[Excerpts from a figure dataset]
========

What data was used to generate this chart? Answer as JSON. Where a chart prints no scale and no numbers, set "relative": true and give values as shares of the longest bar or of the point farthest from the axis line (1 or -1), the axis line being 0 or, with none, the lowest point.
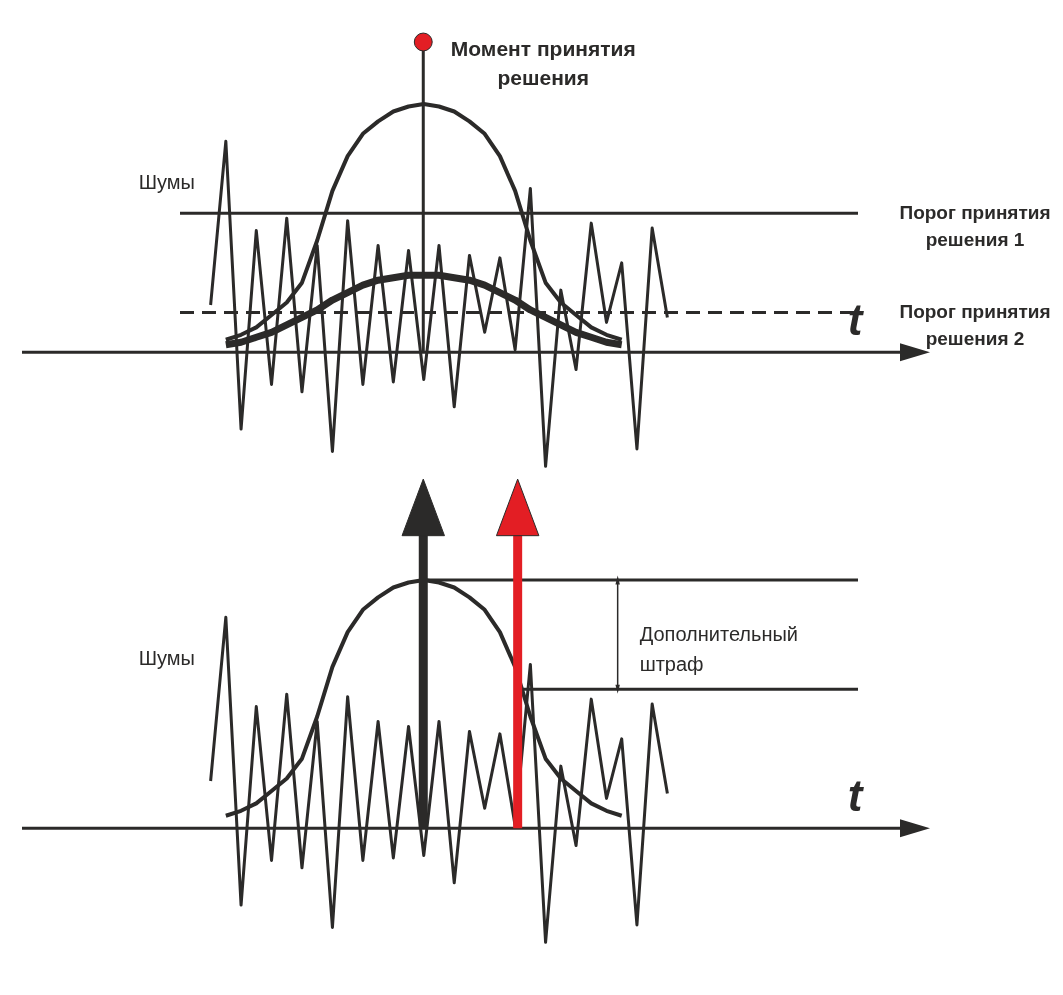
{
  "chart_data": [
    {
      "type": "line",
      "relative": true,
      "xlabel": "t",
      "categories": [
        null,
        null,
        null,
        null,
        null,
        null,
        null,
        null,
        null,
        null,
        null,
        null,
        null,
        null,
        null,
        null,
        null,
        null,
        null,
        null,
        null,
        null,
        null,
        null,
        null,
        null,
        null,
        null,
        null,
        null,
        null
      ],
      "series": [
        {
          "color": "#2b2a29",
          "values": [
            0.19,
            0.85,
            -0.31,
            0.49,
            -0.13,
            0.54,
            -0.16,
            0.43,
            -0.4,
            0.53,
            -0.13,
            0.43,
            -0.12,
            0.41,
            -0.11,
            0.43,
            -0.22,
            0.39,
            0.08,
            0.38,
            0.01,
            0.66,
            -0.46,
            0.25,
            -0.07,
            0.52,
            0.12,
            0.36,
            -0.39,
            0.5,
            0.14
          ]
        },
        {
          "color": "#2b2a29",
          "values": [
            null,
            0.05,
            0.07,
            0.1,
            0.15,
            0.2,
            0.28,
            0.45,
            0.65,
            0.79,
            0.88,
            0.93,
            0.97,
            0.99,
            1,
            0.99,
            0.97,
            0.93,
            0.88,
            0.79,
            0.65,
            0.45,
            0.28,
            0.2,
            0.15,
            0.1,
            0.07,
            0.05,
            null,
            null,
            null
          ]
        },
        {
          "color": "#2b2a29",
          "values": [
            null,
            0.03,
            0.04,
            0.06,
            0.08,
            0.11,
            0.14,
            0.17,
            0.21,
            0.24,
            0.27,
            0.29,
            0.3,
            0.31,
            0.31,
            0.31,
            0.3,
            0.29,
            0.27,
            0.24,
            0.21,
            0.17,
            0.14,
            0.11,
            0.08,
            0.06,
            0.04,
            0.03,
            null,
            null,
            null
          ]
        }
      ],
      "ref_lines": [
        {
          "axis": "y",
          "value": 0.56,
          "label": "Порог принятия решения 1",
          "color": "#2b2a29"
        },
        {
          "axis": "y",
          "value": 0.16,
          "label": "Порог принятия решения 2",
          "color": "#2b2a29",
          "line_style": "dashed"
        }
      ],
      "annotations": [
        "Шумы",
        "Момент принятия решения"
      ]
    },
    {
      "type": "line",
      "relative": true,
      "xlabel": "t",
      "categories": [
        null,
        null,
        null,
        null,
        null,
        null,
        null,
        null,
        null,
        null,
        null,
        null,
        null,
        null,
        null,
        null,
        null,
        null,
        null,
        null,
        null,
        null,
        null,
        null,
        null,
        null,
        null,
        null,
        null,
        null,
        null
      ],
      "series": [
        {
          "color": "#2b2a29",
          "values": [
            0.19,
            0.85,
            -0.31,
            0.49,
            -0.13,
            0.54,
            -0.16,
            0.43,
            -0.4,
            0.53,
            -0.13,
            0.43,
            -0.12,
            0.41,
            -0.11,
            0.43,
            -0.22,
            0.39,
            0.08,
            0.38,
            0.01,
            0.66,
            -0.46,
            0.25,
            -0.07,
            0.52,
            0.12,
            0.36,
            -0.39,
            0.5,
            0.14
          ]
        },
        {
          "color": "#2b2a29",
          "values": [
            null,
            0.05,
            0.07,
            0.1,
            0.15,
            0.2,
            0.28,
            0.45,
            0.65,
            0.79,
            0.88,
            0.93,
            0.97,
            0.99,
            1,
            0.99,
            0.97,
            0.93,
            0.88,
            0.79,
            0.65,
            0.45,
            0.28,
            0.2,
            0.15,
            0.1,
            0.07,
            0.05,
            null,
            null,
            null
          ]
        }
      ],
      "ref_lines": [
        {
          "axis": "y",
          "value": 1.0,
          "color": "#2b2a29"
        },
        {
          "axis": "y",
          "value": 0.56,
          "color": "#2b2a29"
        }
      ],
      "annotations": [
        "Шумы",
        "Дополнительный штраф"
      ]
    }
  ]
}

========

§ **EXERCISE DESCRIPTION**: Leave out the pictures and give the rest of the records again exactly.

§ **TASK ANSWER**:
What data was used to generate this chart? Answer as JSON. Where a chart prints no scale and no numbers, set "relative": true and give values as shares of the longest bar or of the point farthest from the axis line (1 or -1), the axis line being 0 or, with none, the lowest point.
{
  "chart_data": [
    {
      "type": "line",
      "relative": true,
      "xlabel": "t",
      "categories": [
        null,
        null,
        null,
        null,
        null,
        null,
        null,
        null,
        null,
        null,
        null,
        null,
        null,
        null,
        null,
        null,
        null,
        null,
        null,
        null,
        null,
        null,
        null,
        null,
        null,
        null,
        null,
        null,
        null,
        null,
        null
      ],
      "series": [
        {
          "color": "#2b2a29",
          "values": [
            0.19,
            0.85,
            -0.31,
            0.49,
            -0.13,
            0.54,
            -0.16,
            0.43,
            -0.4,
            0.53,
            -0.13,
            0.43,
            -0.12,
            0.41,
            -0.11,
            0.43,
            -0.22,
            0.39,
            0.08,
            0.38,
            0.01,
            0.66,
            -0.46,
            0.25,
            -0.07,
            0.52,
            0.12,
            0.36,
            -0.39,
            0.5,
            0.14
          ]
        },
        {
          "color": "#2b2a29",
          "values": [
            null,
            0.05,
            0.07,
            0.1,
            0.15,
            0.2,
            0.28,
            0.45,
            0.65,
            0.79,
            0.88,
            0.93,
            0.97,
            0.99,
            1,
            0.99,
            0.97,
            0.93,
            0.88,
            0.79,
            0.65,
            0.45,
            0.28,
            0.2,
            0.15,
            0.1,
            0.07,
            0.05,
            null,
            null,
            null
          ]
        },
        {
          "color": "#2b2a29",
          "values": [
            null,
            0.03,
            0.04,
            0.06,
            0.08,
            0.11,
            0.14,
            0.17,
            0.21,
            0.24,
            0.27,
            0.29,
            0.3,
            0.31,
            0.31,
            0.31,
            0.3,
            0.29,
            0.27,
            0.24,
            0.21,
            0.17,
            0.14,
            0.11,
            0.08,
            0.06,
            0.04,
            0.03,
            null,
            null,
            null
          ]
        }
      ],
      "ref_lines": [
        {
          "axis": "y",
          "value": 0.56,
          "label": "Порог принятия решения 1",
          "color": "#2b2a29"
        },
        {
          "axis": "y",
          "value": 0.16,
          "label": "Порог принятия решения 2",
          "color": "#2b2a29",
          "line_style": "dashed"
        }
      ],
      "annotations": [
        "Шумы",
        "Момент принятия решения"
      ]
    },
    {
      "type": "line",
      "relative": true,
      "xlabel": "t",
      "categories": [
        null,
        null,
        null,
        null,
        null,
        null,
        null,
        null,
        null,
        null,
        null,
        null,
        null,
        null,
        null,
        null,
        null,
        null,
        null,
        null,
        null,
        null,
        null,
        null,
        null,
        null,
        null,
        null,
        null,
        null,
        null
      ],
      "series": [
        {
          "color": "#2b2a29",
          "values": [
            0.19,
            0.85,
            -0.31,
            0.49,
            -0.13,
            0.54,
            -0.16,
            0.43,
            -0.4,
            0.53,
            -0.13,
            0.43,
            -0.12,
            0.41,
            -0.11,
            0.43,
            -0.22,
            0.39,
            0.08,
            0.38,
            0.01,
            0.66,
            -0.46,
            0.25,
            -0.07,
            0.52,
            0.12,
            0.36,
            -0.39,
            0.5,
            0.14
          ]
        },
        {
          "color": "#2b2a29",
          "values": [
            null,
            0.05,
            0.07,
            0.1,
            0.15,
            0.2,
            0.28,
            0.45,
            0.65,
            0.79,
            0.88,
            0.93,
            0.97,
            0.99,
            1,
            0.99,
            0.97,
            0.93,
            0.88,
            0.79,
            0.65,
            0.45,
            0.28,
            0.2,
            0.15,
            0.1,
            0.07,
            0.05,
            null,
            null,
            null
          ]
        }
      ],
      "ref_lines": [
        {
          "axis": "y",
          "value": 1.0,
          "color": "#2b2a29"
        },
        {
          "axis": "y",
          "value": 0.56,
          "color": "#2b2a29"
        }
      ],
      "annotations": [
        "Шумы",
        "Дополнительный штраф"
      ]
    }
  ]
}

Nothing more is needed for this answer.